— start Data listing —

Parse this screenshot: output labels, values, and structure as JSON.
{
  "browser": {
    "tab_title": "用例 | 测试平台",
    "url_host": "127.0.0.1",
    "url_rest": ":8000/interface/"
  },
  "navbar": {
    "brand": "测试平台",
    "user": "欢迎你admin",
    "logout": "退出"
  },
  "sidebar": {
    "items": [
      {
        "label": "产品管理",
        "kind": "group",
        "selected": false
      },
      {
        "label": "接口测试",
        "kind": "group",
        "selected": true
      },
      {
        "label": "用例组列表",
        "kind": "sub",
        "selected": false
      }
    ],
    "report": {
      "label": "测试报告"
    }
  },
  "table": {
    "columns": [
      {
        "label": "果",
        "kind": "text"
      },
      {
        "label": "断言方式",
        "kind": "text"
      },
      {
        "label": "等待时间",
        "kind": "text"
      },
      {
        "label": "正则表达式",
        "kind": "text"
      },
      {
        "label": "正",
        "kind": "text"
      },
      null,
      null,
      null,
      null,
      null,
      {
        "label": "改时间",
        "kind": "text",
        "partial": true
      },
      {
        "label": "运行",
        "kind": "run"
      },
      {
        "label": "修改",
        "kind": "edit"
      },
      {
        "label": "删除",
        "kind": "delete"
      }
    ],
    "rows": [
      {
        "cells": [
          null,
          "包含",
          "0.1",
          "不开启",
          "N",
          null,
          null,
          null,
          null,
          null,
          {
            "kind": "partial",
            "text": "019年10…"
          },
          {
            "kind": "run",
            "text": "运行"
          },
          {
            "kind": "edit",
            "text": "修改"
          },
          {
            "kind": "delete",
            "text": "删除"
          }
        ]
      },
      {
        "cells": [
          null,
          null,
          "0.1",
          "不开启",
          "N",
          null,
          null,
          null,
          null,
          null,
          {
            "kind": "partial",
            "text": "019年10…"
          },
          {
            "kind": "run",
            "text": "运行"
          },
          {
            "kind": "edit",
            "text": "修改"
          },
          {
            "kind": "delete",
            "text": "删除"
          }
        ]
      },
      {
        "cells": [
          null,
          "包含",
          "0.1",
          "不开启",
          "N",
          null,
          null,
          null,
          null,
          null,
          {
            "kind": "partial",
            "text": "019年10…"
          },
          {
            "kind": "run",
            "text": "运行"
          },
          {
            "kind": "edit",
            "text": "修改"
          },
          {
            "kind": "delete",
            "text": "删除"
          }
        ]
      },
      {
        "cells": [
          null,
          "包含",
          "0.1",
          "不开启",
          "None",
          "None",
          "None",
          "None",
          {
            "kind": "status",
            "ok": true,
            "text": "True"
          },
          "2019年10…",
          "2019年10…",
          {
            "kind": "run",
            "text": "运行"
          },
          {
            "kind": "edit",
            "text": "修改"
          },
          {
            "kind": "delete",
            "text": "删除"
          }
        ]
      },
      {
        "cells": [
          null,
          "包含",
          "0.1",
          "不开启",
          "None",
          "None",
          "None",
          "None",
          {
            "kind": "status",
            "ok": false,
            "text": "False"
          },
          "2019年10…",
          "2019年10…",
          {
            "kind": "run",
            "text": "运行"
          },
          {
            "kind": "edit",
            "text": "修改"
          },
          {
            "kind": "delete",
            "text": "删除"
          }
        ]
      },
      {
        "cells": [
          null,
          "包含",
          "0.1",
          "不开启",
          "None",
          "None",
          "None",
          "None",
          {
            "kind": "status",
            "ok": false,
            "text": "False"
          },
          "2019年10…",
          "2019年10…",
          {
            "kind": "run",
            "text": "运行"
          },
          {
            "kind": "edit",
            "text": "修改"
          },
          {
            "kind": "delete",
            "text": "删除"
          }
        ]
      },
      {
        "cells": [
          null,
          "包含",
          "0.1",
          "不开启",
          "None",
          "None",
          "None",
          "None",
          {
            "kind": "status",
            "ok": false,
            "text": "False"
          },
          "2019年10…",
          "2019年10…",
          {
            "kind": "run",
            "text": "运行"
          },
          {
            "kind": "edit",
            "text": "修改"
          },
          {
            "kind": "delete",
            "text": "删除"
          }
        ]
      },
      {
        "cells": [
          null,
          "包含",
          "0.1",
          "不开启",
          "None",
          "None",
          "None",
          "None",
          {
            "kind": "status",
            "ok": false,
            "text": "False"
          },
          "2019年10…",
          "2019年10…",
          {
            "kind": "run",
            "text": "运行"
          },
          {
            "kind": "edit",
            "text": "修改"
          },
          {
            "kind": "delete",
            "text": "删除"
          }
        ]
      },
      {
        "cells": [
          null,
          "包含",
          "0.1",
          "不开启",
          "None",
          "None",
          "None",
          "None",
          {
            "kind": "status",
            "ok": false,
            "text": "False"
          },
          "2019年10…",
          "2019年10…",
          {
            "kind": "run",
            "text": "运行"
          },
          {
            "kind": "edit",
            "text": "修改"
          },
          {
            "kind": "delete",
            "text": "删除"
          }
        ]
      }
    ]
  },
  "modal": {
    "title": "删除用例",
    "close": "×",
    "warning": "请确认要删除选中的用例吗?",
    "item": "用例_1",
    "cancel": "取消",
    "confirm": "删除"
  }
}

— end Data listing —

Task requirements: Copy out the full listing exactly.

Result of the task:
Parse this screenshot: output labels, values, and structure as JSON.
{
  "browser": {
    "tab_title": "用例 | 测试平台",
    "url_host": "127.0.0.1",
    "url_rest": ":8000/interface/"
  },
  "navbar": {
    "brand": "测试平台",
    "user": "欢迎你admin",
    "logout": "退出"
  },
  "sidebar": {
    "items": [
      {
        "label": "产品管理",
        "kind": "group",
        "selected": false
      },
      {
        "label": "接口测试",
        "kind": "group",
        "selected": true
      },
      {
        "label": "用例组列表",
        "kind": "sub",
        "selected": false
      }
    ],
    "report": {
      "label": "测试报告"
    }
  },
  "table": {
    "columns": [
      {
        "label": "果",
        "kind": "text"
      },
      {
        "label": "断言方式",
        "kind": "text"
      },
      {
        "label": "等待时间",
        "kind": "text"
      },
      {
        "label": "正则表达式",
        "kind": "text"
      },
      {
        "label": "正",
        "kind": "text"
      },
      null,
      null,
      null,
      null,
      null,
      {
        "label": "改时间",
        "kind": "text",
        "partial": true
      },
      {
        "label": "运行",
        "kind": "run"
      },
      {
        "label": "修改",
        "kind": "edit"
      },
      {
        "label": "删除",
        "kind": "delete"
      }
    ],
    "rows": [
      {
        "cells": [
          null,
          "包含",
          "0.1",
          "不开启",
          "N",
          null,
          null,
          null,
          null,
          null,
          {
            "kind": "partial",
            "text": "019年10…"
          },
          {
            "kind": "run",
            "text": "运行"
          },
          {
            "kind": "edit",
            "text": "修改"
          },
          {
            "kind": "delete",
            "text": "删除"
          }
        ]
      },
      {
        "cells": [
          null,
          null,
          "0.1",
          "不开启",
          "N",
          null,
          null,
          null,
          null,
          null,
          {
            "kind": "partial",
            "text": "019年10…"
          },
          {
            "kind": "run",
            "text": "运行"
          },
          {
            "kind": "edit",
            "text": "修改"
          },
          {
            "kind": "delete",
            "text": "删除"
          }
        ]
      },
      {
        "cells": [
          null,
          "包含",
          "0.1",
          "不开启",
          "N",
          null,
          null,
          null,
          null,
          null,
          {
            "kind": "partial",
            "text": "019年10…"
          },
          {
            "kind": "run",
            "text": "运行"
          },
          {
            "kind": "edit",
            "text": "修改"
          },
          {
            "kind": "delete",
            "text": "删除"
          }
        ]
      },
      {
        "cells": [
          null,
          "包含",
          "0.1",
          "不开启",
          "None",
          "None",
          "None",
          "None",
          {
            "kind": "status",
            "ok": true,
            "text": "True"
          },
          "2019年10…",
          "2019年10…",
          {
            "kind": "run",
            "text": "运行"
          },
          {
            "kind": "edit",
            "text": "修改"
          },
          {
            "kind": "delete",
            "text": "删除"
          }
        ]
      },
      {
        "cells": [
          null,
          "包含",
          "0.1",
          "不开启",
          "None",
          "None",
          "None",
          "None",
          {
            "kind": "status",
            "ok": false,
            "text": "False"
          },
          "2019年10…",
          "2019年10…",
          {
            "kind": "run",
            "text": "运行"
          },
          {
            "kind": "edit",
            "text": "修改"
          },
          {
            "kind": "delete",
            "text": "删除"
          }
        ]
      },
      {
        "cells": [
          null,
          "包含",
          "0.1",
          "不开启",
          "None",
          "None",
          "None",
          "None",
          {
            "kind": "status",
            "ok": false,
            "text": "False"
          },
          "2019年10…",
          "2019年10…",
          {
            "kind": "run",
            "text": "运行"
          },
          {
            "kind": "edit",
            "text": "修改"
          },
          {
            "kind": "delete",
            "text": "删除"
          }
        ]
      },
      {
        "cells": [
          null,
          "包含",
          "0.1",
          "不开启",
          "None",
          "None",
          "None",
          "None",
          {
            "kind": "status",
            "ok": false,
            "text": "False"
          },
          "2019年10…",
          "2019年10…",
          {
            "kind": "run",
            "text": "运行"
          },
          {
            "kind": "edit",
            "text": "修改"
          },
          {
            "kind": "delete",
            "text": "删除"
          }
        ]
      },
      {
        "cells": [
          null,
          "包含",
          "0.1",
          "不开启",
          "None",
          "None",
          "None",
          "None",
          {
            "kind": "status",
            "ok": false,
            "text": "False"
          },
          "2019年10…",
          "2019年10…",
          {
            "kind": "run",
            "text": "运行"
          },
          {
            "kind": "edit",
            "text": "修改"
          },
          {
            "kind": "delete",
            "text": "删除"
          }
        ]
      },
      {
        "cells": [
          null,
          "包含",
          "0.1",
          "不开启",
          "None",
          "None",
          "None",
          "None",
          {
            "kind": "status",
            "ok": false,
            "text": "False"
          },
          "2019年10…",
          "2019年10…",
          {
            "kind": "run",
            "text": "运行"
          },
          {
            "kind": "edit",
            "text": "修改"
          },
          {
            "kind": "delete",
            "text": "删除"
          }
        ]
      }
    ]
  },
  "modal": {
    "title": "删除用例",
    "close": "×",
    "warning": "请确认要删除选中的用例吗?",
    "item": "用例_1",
    "cancel": "取消",
    "confirm": "删除"
  }
}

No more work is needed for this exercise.